══ DATA FOR PROCESSING ══

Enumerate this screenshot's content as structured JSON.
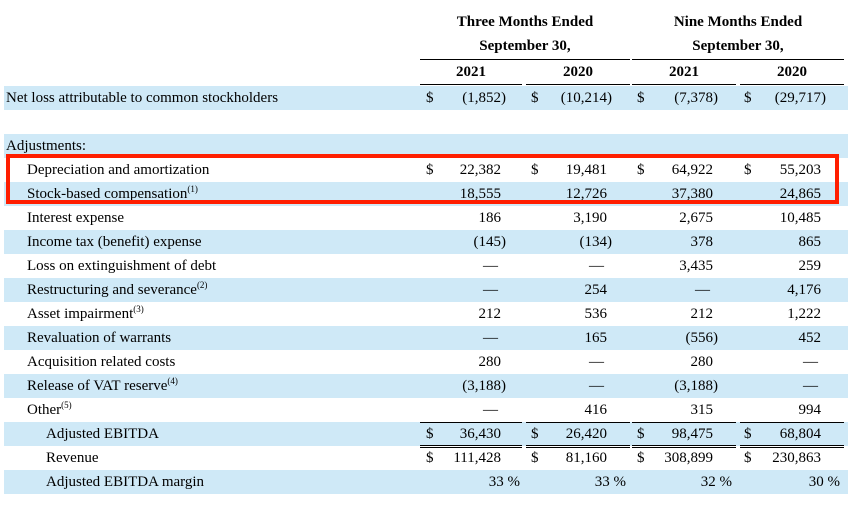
{
  "header": {
    "group1": [
      "Three Months Ended",
      "September 30,"
    ],
    "group2": [
      "Nine Months Ended",
      "September 30,"
    ],
    "years": [
      "2021",
      "2020",
      "2021",
      "2020"
    ]
  },
  "rows": [
    {
      "label": "Net loss attributable to common stockholders",
      "sup": "",
      "indent": 0,
      "shade": true,
      "dollar": true,
      "values": [
        "(1,852)",
        "(10,214)",
        "(7,378)",
        "(29,717)"
      ]
    },
    {
      "label": "",
      "sup": "",
      "indent": 0,
      "shade": false,
      "dollar": false,
      "values": [
        "",
        "",
        "",
        ""
      ]
    },
    {
      "label": "Adjustments:",
      "sup": "",
      "indent": 0,
      "shade": true,
      "dollar": false,
      "values": [
        "",
        "",
        "",
        ""
      ]
    },
    {
      "label": "Depreciation and amortization",
      "sup": "",
      "indent": 1,
      "shade": false,
      "dollar": true,
      "values": [
        "22,382",
        "19,481",
        "64,922",
        "55,203"
      ]
    },
    {
      "label": "Stock-based compensation",
      "sup": "(1)",
      "indent": 1,
      "shade": true,
      "dollar": false,
      "values": [
        "18,555",
        "12,726",
        "37,380",
        "24,865"
      ]
    },
    {
      "label": "Interest expense",
      "sup": "",
      "indent": 1,
      "shade": false,
      "dollar": false,
      "values": [
        "186",
        "3,190",
        "2,675",
        "10,485"
      ]
    },
    {
      "label": "Income tax (benefit) expense",
      "sup": "",
      "indent": 1,
      "shade": true,
      "dollar": false,
      "values": [
        "(145)",
        "(134)",
        "378",
        "865"
      ]
    },
    {
      "label": "Loss on extinguishment of debt",
      "sup": "",
      "indent": 1,
      "shade": false,
      "dollar": false,
      "values": [
        "—",
        "—",
        "3,435",
        "259"
      ]
    },
    {
      "label": "Restructuring and severance",
      "sup": "(2)",
      "indent": 1,
      "shade": true,
      "dollar": false,
      "values": [
        "—",
        "254",
        "—",
        "4,176"
      ]
    },
    {
      "label": "Asset impairment",
      "sup": "(3)",
      "indent": 1,
      "shade": false,
      "dollar": false,
      "values": [
        "212",
        "536",
        "212",
        "1,222"
      ]
    },
    {
      "label": "Revaluation of warrants",
      "sup": "",
      "indent": 1,
      "shade": true,
      "dollar": false,
      "values": [
        "—",
        "165",
        "(556)",
        "452"
      ]
    },
    {
      "label": "Acquisition related costs",
      "sup": "",
      "indent": 1,
      "shade": false,
      "dollar": false,
      "values": [
        "280",
        "—",
        "280",
        "—"
      ]
    },
    {
      "label": "Release of VAT reserve",
      "sup": "(4)",
      "indent": 1,
      "shade": true,
      "dollar": false,
      "values": [
        "(3,188)",
        "—",
        "(3,188)",
        "—"
      ]
    },
    {
      "label": "Other",
      "sup": "(5)",
      "indent": 1,
      "shade": false,
      "dollar": false,
      "values": [
        "—",
        "416",
        "315",
        "994"
      ]
    },
    {
      "label": "Adjusted EBITDA",
      "sup": "",
      "indent": 2,
      "shade": true,
      "dollar": true,
      "values": [
        "36,430",
        "26,420",
        "98,475",
        "68,804"
      ]
    },
    {
      "label": "Revenue",
      "sup": "",
      "indent": 2,
      "shade": false,
      "dollar": true,
      "values": [
        "111,428",
        "81,160",
        "308,899",
        "230,863"
      ]
    },
    {
      "label": "Adjusted EBITDA margin",
      "sup": "",
      "indent": 2,
      "shade": true,
      "dollar": false,
      "values": [
        "33 %",
        "33 %",
        "32 %",
        "30 %"
      ]
    }
  ],
  "currency_symbol": "$",
  "highlight_color": "#ff1e00",
  "shade_color": "#cfe9f7"
}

═══

Within the entries above, report how many lines include "Adjusted", and keep the answer to the number.

2